▼
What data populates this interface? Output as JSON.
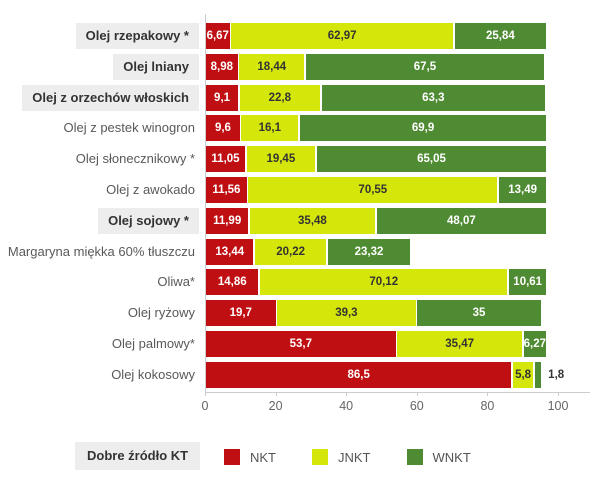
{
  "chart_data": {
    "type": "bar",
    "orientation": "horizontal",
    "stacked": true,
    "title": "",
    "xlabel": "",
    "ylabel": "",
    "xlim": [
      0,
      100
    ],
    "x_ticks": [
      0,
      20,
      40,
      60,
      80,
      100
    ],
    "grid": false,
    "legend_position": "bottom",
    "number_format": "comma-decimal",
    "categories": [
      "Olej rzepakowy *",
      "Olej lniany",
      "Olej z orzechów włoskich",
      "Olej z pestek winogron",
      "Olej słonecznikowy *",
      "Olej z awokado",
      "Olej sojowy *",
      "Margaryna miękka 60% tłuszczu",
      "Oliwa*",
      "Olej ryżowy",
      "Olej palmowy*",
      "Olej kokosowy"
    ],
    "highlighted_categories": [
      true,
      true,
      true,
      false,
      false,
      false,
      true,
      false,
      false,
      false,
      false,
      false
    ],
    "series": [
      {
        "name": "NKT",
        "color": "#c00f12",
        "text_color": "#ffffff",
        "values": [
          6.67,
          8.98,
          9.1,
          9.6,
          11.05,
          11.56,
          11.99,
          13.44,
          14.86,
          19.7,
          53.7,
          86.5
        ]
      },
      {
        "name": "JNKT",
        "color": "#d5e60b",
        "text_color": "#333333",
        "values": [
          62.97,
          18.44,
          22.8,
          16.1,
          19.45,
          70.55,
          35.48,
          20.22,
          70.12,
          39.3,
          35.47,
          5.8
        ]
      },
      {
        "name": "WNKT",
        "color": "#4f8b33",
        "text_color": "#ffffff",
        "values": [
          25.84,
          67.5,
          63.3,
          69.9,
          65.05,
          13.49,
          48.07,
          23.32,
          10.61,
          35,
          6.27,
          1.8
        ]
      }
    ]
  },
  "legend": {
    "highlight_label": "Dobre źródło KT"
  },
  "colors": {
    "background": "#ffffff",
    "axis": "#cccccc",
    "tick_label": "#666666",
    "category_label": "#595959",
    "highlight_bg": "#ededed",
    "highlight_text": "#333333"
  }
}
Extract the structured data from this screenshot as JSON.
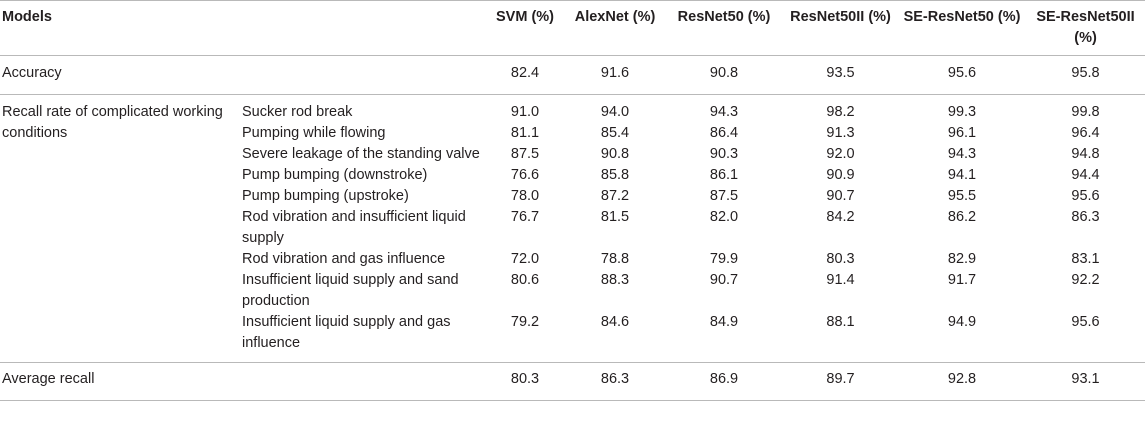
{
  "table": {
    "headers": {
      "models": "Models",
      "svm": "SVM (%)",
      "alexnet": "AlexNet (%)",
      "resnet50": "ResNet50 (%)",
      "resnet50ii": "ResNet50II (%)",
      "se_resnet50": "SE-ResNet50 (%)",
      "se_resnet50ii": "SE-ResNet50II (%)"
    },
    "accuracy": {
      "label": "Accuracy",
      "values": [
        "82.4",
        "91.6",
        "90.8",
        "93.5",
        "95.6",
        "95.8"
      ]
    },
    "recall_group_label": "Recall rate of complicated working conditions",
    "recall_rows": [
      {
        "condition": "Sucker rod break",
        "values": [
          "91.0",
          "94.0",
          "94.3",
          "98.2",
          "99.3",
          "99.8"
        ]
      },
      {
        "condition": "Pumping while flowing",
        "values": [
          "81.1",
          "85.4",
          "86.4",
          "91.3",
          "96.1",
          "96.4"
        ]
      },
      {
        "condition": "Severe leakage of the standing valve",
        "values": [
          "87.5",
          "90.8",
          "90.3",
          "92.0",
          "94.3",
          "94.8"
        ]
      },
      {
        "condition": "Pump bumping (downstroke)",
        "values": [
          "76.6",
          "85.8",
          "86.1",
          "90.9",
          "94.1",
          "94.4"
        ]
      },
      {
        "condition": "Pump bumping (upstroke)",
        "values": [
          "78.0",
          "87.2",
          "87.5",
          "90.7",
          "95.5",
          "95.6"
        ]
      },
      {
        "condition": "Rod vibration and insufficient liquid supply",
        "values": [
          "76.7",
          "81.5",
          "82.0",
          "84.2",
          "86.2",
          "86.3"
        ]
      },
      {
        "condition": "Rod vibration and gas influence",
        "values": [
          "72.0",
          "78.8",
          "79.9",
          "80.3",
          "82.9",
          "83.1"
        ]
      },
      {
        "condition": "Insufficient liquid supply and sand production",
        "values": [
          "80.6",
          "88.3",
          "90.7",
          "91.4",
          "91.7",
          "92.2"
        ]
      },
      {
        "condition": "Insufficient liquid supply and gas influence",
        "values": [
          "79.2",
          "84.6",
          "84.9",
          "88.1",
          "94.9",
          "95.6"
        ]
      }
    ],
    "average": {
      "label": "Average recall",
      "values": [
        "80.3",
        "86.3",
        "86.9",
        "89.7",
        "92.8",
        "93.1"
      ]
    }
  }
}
▲
Pictures in the records above are left out; print everything else exactly as written.

*SOLUTION TO THIS TASK*
What data populates this interface? Output as JSON.
{
  "chart_data": {
    "type": "bar",
    "orientation": "horizontal",
    "stacked": true,
    "title": "",
    "xlabel": "",
    "ylabel": "",
    "xlim": [
      0,
      100
    ],
    "x_ticks": [
      0,
      20,
      40,
      60,
      80,
      100
    ],
    "grid": false,
    "legend_position": "bottom",
    "number_format": "comma-decimal",
    "categories": [
      "Olej rzepakowy *",
      "Olej lniany",
      "Olej z orzechów włoskich",
      "Olej z pestek winogron",
      "Olej słonecznikowy *",
      "Olej z awokado",
      "Olej sojowy *",
      "Margaryna miękka 60% tłuszczu",
      "Oliwa*",
      "Olej ryżowy",
      "Olej palmowy*",
      "Olej kokosowy"
    ],
    "highlighted_categories": [
      true,
      true,
      true,
      false,
      false,
      false,
      true,
      false,
      false,
      false,
      false,
      false
    ],
    "series": [
      {
        "name": "NKT",
        "color": "#c00f12",
        "text_color": "#ffffff",
        "values": [
          6.67,
          8.98,
          9.1,
          9.6,
          11.05,
          11.56,
          11.99,
          13.44,
          14.86,
          19.7,
          53.7,
          86.5
        ]
      },
      {
        "name": "JNKT",
        "color": "#d5e60b",
        "text_color": "#333333",
        "values": [
          62.97,
          18.44,
          22.8,
          16.1,
          19.45,
          70.55,
          35.48,
          20.22,
          70.12,
          39.3,
          35.47,
          5.8
        ]
      },
      {
        "name": "WNKT",
        "color": "#4f8b33",
        "text_color": "#ffffff",
        "values": [
          25.84,
          67.5,
          63.3,
          69.9,
          65.05,
          13.49,
          48.07,
          23.32,
          10.61,
          35,
          6.27,
          1.8
        ]
      }
    ]
  },
  "legend": {
    "highlight_label": "Dobre źródło KT"
  },
  "colors": {
    "background": "#ffffff",
    "axis": "#cccccc",
    "tick_label": "#666666",
    "category_label": "#595959",
    "highlight_bg": "#ededed",
    "highlight_text": "#333333"
  }
}
Extract the structured data from this screenshot as JSON.
{
  "table": {
    "headers": {
      "models": "Models",
      "svm": "SVM (%)",
      "alexnet": "AlexNet (%)",
      "resnet50": "ResNet50 (%)",
      "resnet50ii": "ResNet50II (%)",
      "se_resnet50": "SE-ResNet50 (%)",
      "se_resnet50ii": "SE-ResNet50II (%)"
    },
    "accuracy": {
      "label": "Accuracy",
      "values": [
        "82.4",
        "91.6",
        "90.8",
        "93.5",
        "95.6",
        "95.8"
      ]
    },
    "recall_group_label": "Recall rate of complicated working conditions",
    "recall_rows": [
      {
        "condition": "Sucker rod break",
        "values": [
          "91.0",
          "94.0",
          "94.3",
          "98.2",
          "99.3",
          "99.8"
        ]
      },
      {
        "condition": "Pumping while flowing",
        "values": [
          "81.1",
          "85.4",
          "86.4",
          "91.3",
          "96.1",
          "96.4"
        ]
      },
      {
        "condition": "Severe leakage of the standing valve",
        "values": [
          "87.5",
          "90.8",
          "90.3",
          "92.0",
          "94.3",
          "94.8"
        ]
      },
      {
        "condition": "Pump bumping (downstroke)",
        "values": [
          "76.6",
          "85.8",
          "86.1",
          "90.9",
          "94.1",
          "94.4"
        ]
      },
      {
        "condition": "Pump bumping (upstroke)",
        "values": [
          "78.0",
          "87.2",
          "87.5",
          "90.7",
          "95.5",
          "95.6"
        ]
      },
      {
        "condition": "Rod vibration and insufficient liquid supply",
        "values": [
          "76.7",
          "81.5",
          "82.0",
          "84.2",
          "86.2",
          "86.3"
        ]
      },
      {
        "condition": "Rod vibration and gas influence",
        "values": [
          "72.0",
          "78.8",
          "79.9",
          "80.3",
          "82.9",
          "83.1"
        ]
      },
      {
        "condition": "Insufficient liquid supply and sand production",
        "values": [
          "80.6",
          "88.3",
          "90.7",
          "91.4",
          "91.7",
          "92.2"
        ]
      },
      {
        "condition": "Insufficient liquid supply and gas influence",
        "values": [
          "79.2",
          "84.6",
          "84.9",
          "88.1",
          "94.9",
          "95.6"
        ]
      }
    ],
    "average": {
      "label": "Average recall",
      "values": [
        "80.3",
        "86.3",
        "86.9",
        "89.7",
        "92.8",
        "93.1"
      ]
    }
  }
}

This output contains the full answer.